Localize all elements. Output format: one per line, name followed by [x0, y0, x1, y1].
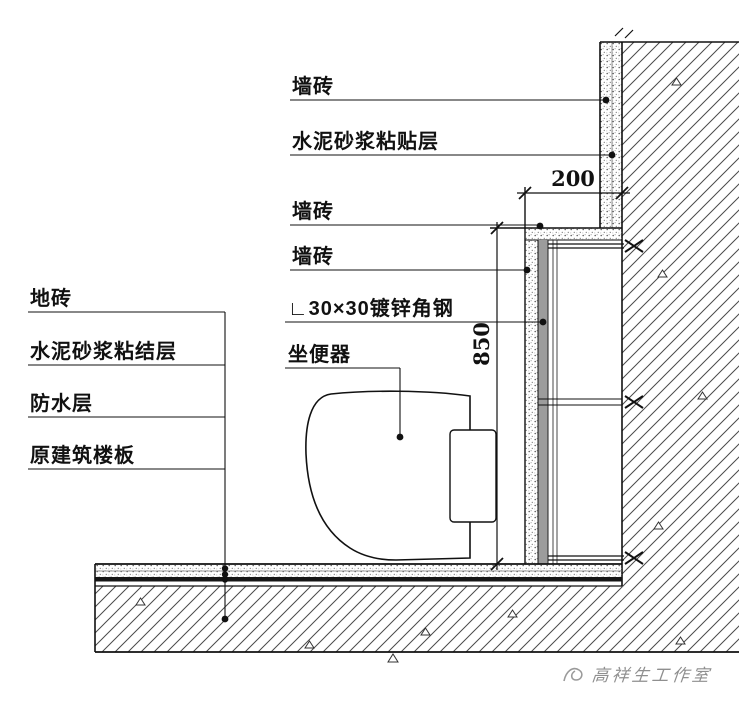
leader-lines	[28, 99, 612, 619]
label-mortar-bond: 水泥砂浆粘结层	[30, 341, 177, 363]
toilet-profile	[305, 390, 497, 561]
furring-cap-tile	[525, 228, 622, 240]
wall-tile-layer	[600, 42, 622, 228]
anchor-bolt-top	[548, 239, 644, 253]
label-waterproof: 防水层	[30, 393, 93, 415]
watermark-flourish	[563, 667, 583, 682]
slab-concrete-hatch	[95, 586, 622, 652]
wall-concrete-hatch	[622, 42, 739, 652]
dimension-850-text: 850	[469, 322, 494, 366]
label-wall-tile-cap: 墙砖	[292, 201, 334, 223]
label-wall-tile-upper: 墙砖	[292, 76, 334, 98]
anchor-bolt-bottom	[548, 551, 644, 565]
waterproof-membrane	[95, 577, 622, 582]
anchor-bolt-middle	[624, 395, 644, 409]
dimension-200-text: 200	[551, 166, 595, 191]
leader-dots	[221, 96, 616, 623]
label-wall-tile-face: 墙砖	[292, 246, 334, 268]
label-mortar-paste: 水泥砂浆粘贴层	[292, 131, 439, 153]
watermark-text: 高祥生工作室	[590, 666, 713, 685]
label-angle-steel: ∟30×30镀锌角钢	[288, 298, 454, 320]
aggregate-marks	[135, 77, 708, 663]
dimension-200	[517, 186, 630, 200]
furring-steel-frame	[538, 240, 548, 564]
wall-break-ticks	[614, 27, 634, 39]
label-toilet: 坐便器	[288, 344, 351, 366]
furring-face-tile	[525, 240, 538, 564]
label-slab: 原建筑楼板	[30, 445, 135, 467]
label-floor-tile: 地砖	[30, 288, 72, 310]
dimension-850	[490, 221, 504, 571]
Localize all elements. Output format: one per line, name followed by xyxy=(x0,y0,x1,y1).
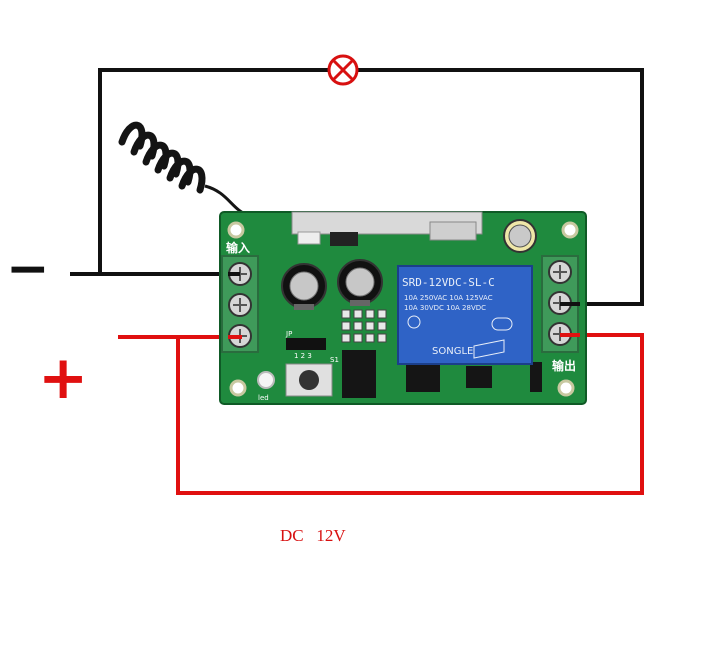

================

-- Instructions to follow --
Can you reproduce all the entries above with "Localize" replaced by "Detect" everywhere, keeping everything else the same and leaving the pictures out?

-- Worked solution --
Detect all elements. Output format: one per line, name followed by [x0, y0, x1, y1].
leader-lines	[28, 99, 612, 619]
label-mortar-bond: 水泥砂浆粘结层	[30, 341, 177, 363]
toilet-profile	[305, 390, 497, 561]
furring-cap-tile	[525, 228, 622, 240]
wall-tile-layer	[600, 42, 622, 228]
anchor-bolt-top	[548, 239, 644, 253]
label-waterproof: 防水层	[30, 393, 93, 415]
watermark-flourish	[563, 667, 583, 682]
slab-concrete-hatch	[95, 586, 622, 652]
wall-concrete-hatch	[622, 42, 739, 652]
dimension-850-text: 850	[469, 322, 494, 366]
label-wall-tile-cap: 墙砖	[292, 201, 334, 223]
label-wall-tile-upper: 墙砖	[292, 76, 334, 98]
anchor-bolt-bottom	[548, 551, 644, 565]
waterproof-membrane	[95, 577, 622, 582]
anchor-bolt-middle	[624, 395, 644, 409]
dimension-200-text: 200	[551, 166, 595, 191]
leader-dots	[221, 96, 616, 623]
label-wall-tile-face: 墙砖	[292, 246, 334, 268]
label-mortar-paste: 水泥砂浆粘贴层	[292, 131, 439, 153]
watermark-text: 高祥生工作室	[590, 666, 713, 685]
label-angle-steel: ∟30×30镀锌角钢	[288, 298, 454, 320]
aggregate-marks	[135, 77, 708, 663]
dimension-200	[517, 186, 630, 200]
furring-steel-frame	[538, 240, 548, 564]
wall-break-ticks	[614, 27, 634, 39]
label-toilet: 坐便器	[288, 344, 351, 366]
furring-face-tile	[525, 240, 538, 564]
label-slab: 原建筑楼板	[30, 445, 135, 467]
label-floor-tile: 地砖	[30, 288, 72, 310]
dimension-850	[490, 221, 504, 571]
Detect all elements. Output format: one per line, name followed by xyxy=(x0,y0,x1,y1).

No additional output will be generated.